** Opening Given data block **
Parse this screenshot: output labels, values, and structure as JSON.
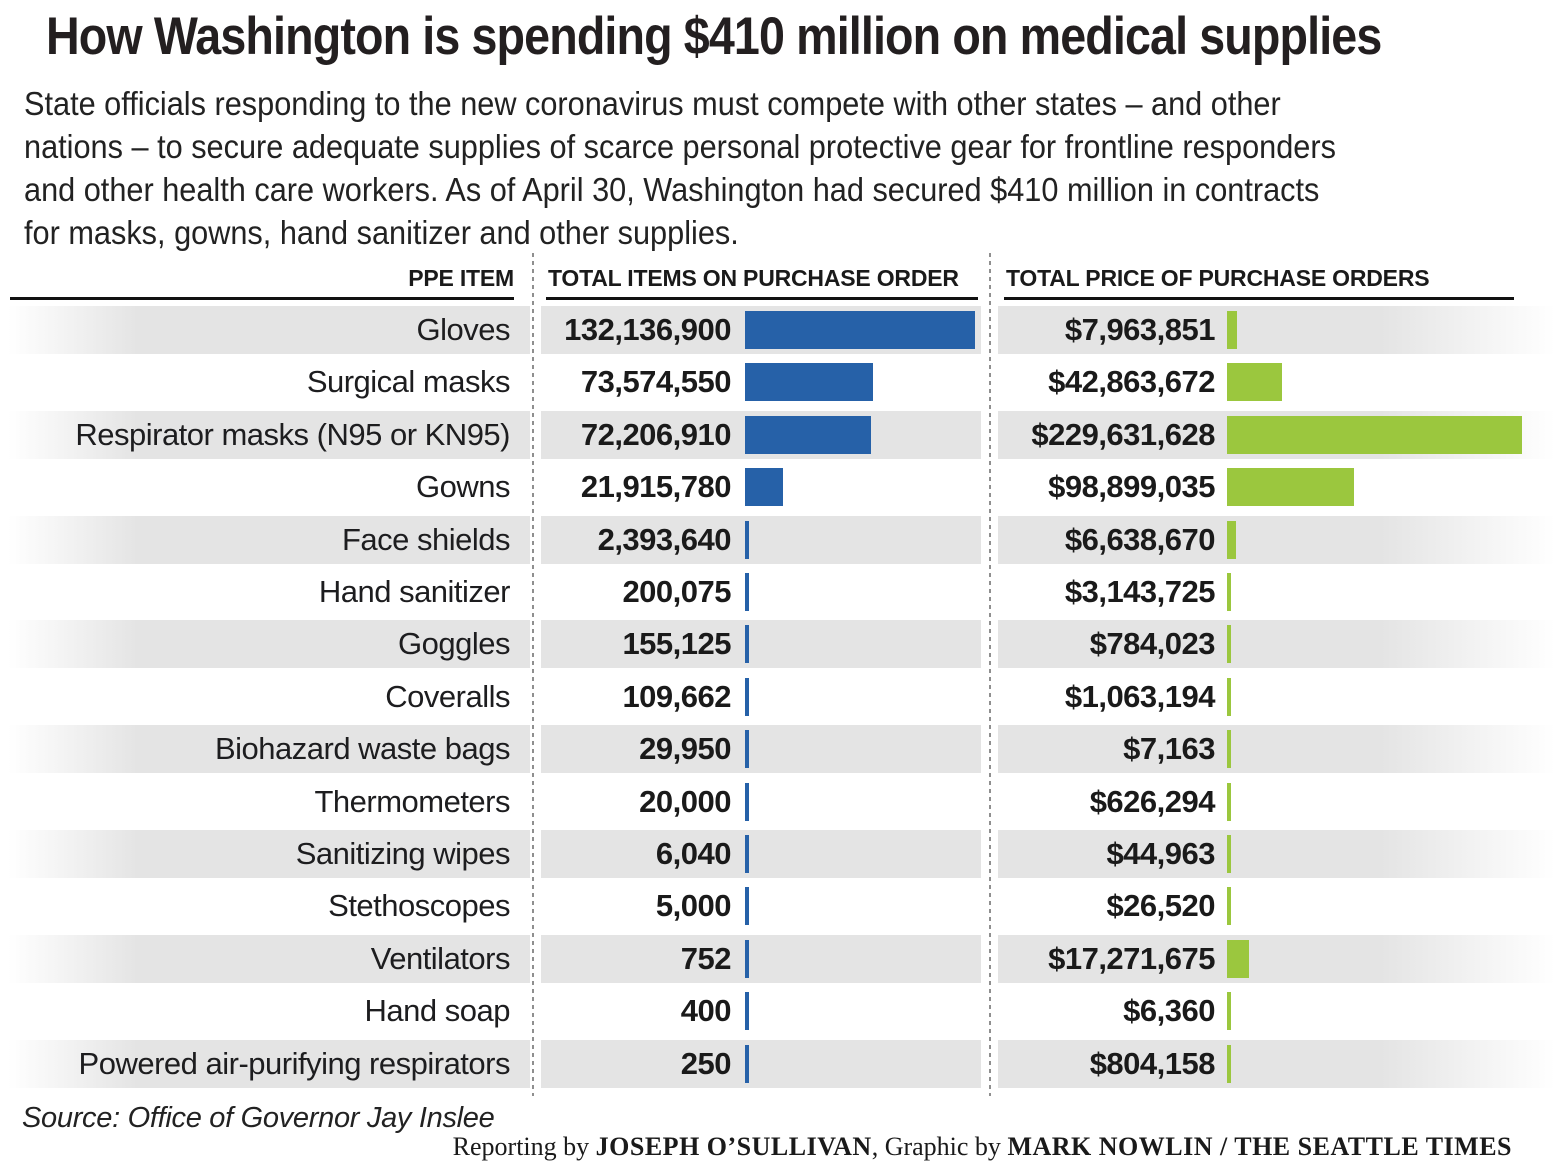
{
  "title": "How Washington is spending $410 million on medical supplies",
  "intro_lines": [
    "State officials responding to the new coronavirus must compete with other states – and other",
    "nations – to secure adequate supplies of scarce personal protective gear for frontline responders",
    "and other health care workers. As of April 30, Washington had secured $410 million in contracts",
    "for masks, gowns, hand sanitizer and other supplies."
  ],
  "table": {
    "columns": {
      "item": "PPE ITEM",
      "items_count": "TOTAL ITEMS ON PURCHASE ORDER",
      "price": "TOTAL PRICE OF PURCHASE ORDERS"
    },
    "rows": [
      {
        "item": "Gloves",
        "items": "132,136,900",
        "price": "$7,963,851"
      },
      {
        "item": "Surgical masks",
        "items": "73,574,550",
        "price": "$42,863,672"
      },
      {
        "item": "Respirator masks (N95 or KN95)",
        "items": "72,206,910",
        "price": "$229,631,628"
      },
      {
        "item": "Gowns",
        "items": "21,915,780",
        "price": "$98,899,035"
      },
      {
        "item": "Face shields",
        "items": "2,393,640",
        "price": "$6,638,670"
      },
      {
        "item": "Hand sanitizer",
        "items": "200,075",
        "price": "$3,143,725"
      },
      {
        "item": "Goggles",
        "items": "155,125",
        "price": "$784,023"
      },
      {
        "item": "Coveralls",
        "items": "109,662",
        "price": "$1,063,194"
      },
      {
        "item": "Biohazard waste bags",
        "items": "29,950",
        "price": "$7,163"
      },
      {
        "item": "Thermometers",
        "items": "20,000",
        "price": "$626,294"
      },
      {
        "item": "Sanitizing wipes",
        "items": "6,040",
        "price": "$44,963"
      },
      {
        "item": "Stethoscopes",
        "items": "5,000",
        "price": "$26,520"
      },
      {
        "item": "Ventilators",
        "items": "752",
        "price": "$17,271,675"
      },
      {
        "item": "Hand soap",
        "items": "400",
        "price": "$6,360"
      },
      {
        "item": "Powered air-purifying respirators",
        "items": "250",
        "price": "$804,158"
      }
    ]
  },
  "source": "Source: Office of Governor Jay Inslee",
  "credit": {
    "prefix": "Reporting by ",
    "reporter": "JOSEPH O’SULLIVAN",
    "middle": ", Graphic by ",
    "artist": "MARK NOWLIN / THE SEATTLE TIMES"
  },
  "colors": {
    "items_bar": "#2661a8",
    "price_bar": "#9bc73e",
    "row_stripe": "#e4e4e4"
  },
  "chart_data": {
    "type": "bar",
    "orientation": "horizontal",
    "title": "How Washington is spending $410 million on medical supplies",
    "categories": [
      "Gloves",
      "Surgical masks",
      "Respirator masks (N95 or KN95)",
      "Gowns",
      "Face shields",
      "Hand sanitizer",
      "Goggles",
      "Coveralls",
      "Biohazard waste bags",
      "Thermometers",
      "Sanitizing wipes",
      "Stethoscopes",
      "Ventilators",
      "Hand soap",
      "Powered air-purifying respirators"
    ],
    "series": [
      {
        "name": "Total items on purchase order",
        "color": "#2661a8",
        "values": [
          132136900,
          73574550,
          72206910,
          21915780,
          2393640,
          200075,
          155125,
          109662,
          29950,
          20000,
          6040,
          5000,
          752,
          400,
          250
        ]
      },
      {
        "name": "Total price of purchase orders",
        "color": "#9bc73e",
        "values": [
          7963851,
          42863672,
          229631628,
          98899035,
          6638670,
          3143725,
          784023,
          1063194,
          7163,
          626294,
          44963,
          26520,
          17271675,
          6360,
          804158
        ]
      }
    ],
    "legend": "none",
    "grid": false,
    "source": "Office of Governor Jay Inslee"
  }
}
** Closing Given data block **
From the first record to the last, restate everything exactly but omit the pictures.

Parse this screenshot: output labels, values, and structure as JSON.
{
  "title": "How Washington is spending $410 million on medical supplies",
  "intro_lines": [
    "State officials responding to the new coronavirus must compete with other states – and other",
    "nations – to secure adequate supplies of scarce personal protective gear for frontline responders",
    "and other health care workers. As of April 30, Washington had secured $410 million in contracts",
    "for masks, gowns, hand sanitizer and other supplies."
  ],
  "table": {
    "columns": {
      "item": "PPE ITEM",
      "items_count": "TOTAL ITEMS ON PURCHASE ORDER",
      "price": "TOTAL PRICE OF PURCHASE ORDERS"
    },
    "rows": [
      {
        "item": "Gloves",
        "items": "132,136,900",
        "price": "$7,963,851"
      },
      {
        "item": "Surgical masks",
        "items": "73,574,550",
        "price": "$42,863,672"
      },
      {
        "item": "Respirator masks (N95 or KN95)",
        "items": "72,206,910",
        "price": "$229,631,628"
      },
      {
        "item": "Gowns",
        "items": "21,915,780",
        "price": "$98,899,035"
      },
      {
        "item": "Face shields",
        "items": "2,393,640",
        "price": "$6,638,670"
      },
      {
        "item": "Hand sanitizer",
        "items": "200,075",
        "price": "$3,143,725"
      },
      {
        "item": "Goggles",
        "items": "155,125",
        "price": "$784,023"
      },
      {
        "item": "Coveralls",
        "items": "109,662",
        "price": "$1,063,194"
      },
      {
        "item": "Biohazard waste bags",
        "items": "29,950",
        "price": "$7,163"
      },
      {
        "item": "Thermometers",
        "items": "20,000",
        "price": "$626,294"
      },
      {
        "item": "Sanitizing wipes",
        "items": "6,040",
        "price": "$44,963"
      },
      {
        "item": "Stethoscopes",
        "items": "5,000",
        "price": "$26,520"
      },
      {
        "item": "Ventilators",
        "items": "752",
        "price": "$17,271,675"
      },
      {
        "item": "Hand soap",
        "items": "400",
        "price": "$6,360"
      },
      {
        "item": "Powered air-purifying respirators",
        "items": "250",
        "price": "$804,158"
      }
    ]
  },
  "source": "Source: Office of Governor Jay Inslee",
  "credit": {
    "prefix": "Reporting by ",
    "reporter": "JOSEPH O’SULLIVAN",
    "middle": ", Graphic by ",
    "artist": "MARK NOWLIN / THE SEATTLE TIMES"
  },
  "colors": {
    "items_bar": "#2661a8",
    "price_bar": "#9bc73e",
    "row_stripe": "#e4e4e4"
  },
  "chart_data": {
    "type": "bar",
    "orientation": "horizontal",
    "title": "How Washington is spending $410 million on medical supplies",
    "categories": [
      "Gloves",
      "Surgical masks",
      "Respirator masks (N95 or KN95)",
      "Gowns",
      "Face shields",
      "Hand sanitizer",
      "Goggles",
      "Coveralls",
      "Biohazard waste bags",
      "Thermometers",
      "Sanitizing wipes",
      "Stethoscopes",
      "Ventilators",
      "Hand soap",
      "Powered air-purifying respirators"
    ],
    "series": [
      {
        "name": "Total items on purchase order",
        "color": "#2661a8",
        "values": [
          132136900,
          73574550,
          72206910,
          21915780,
          2393640,
          200075,
          155125,
          109662,
          29950,
          20000,
          6040,
          5000,
          752,
          400,
          250
        ]
      },
      {
        "name": "Total price of purchase orders",
        "color": "#9bc73e",
        "values": [
          7963851,
          42863672,
          229631628,
          98899035,
          6638670,
          3143725,
          784023,
          1063194,
          7163,
          626294,
          44963,
          26520,
          17271675,
          6360,
          804158
        ]
      }
    ],
    "legend": "none",
    "grid": false,
    "source": "Office of Governor Jay Inslee"
  }
}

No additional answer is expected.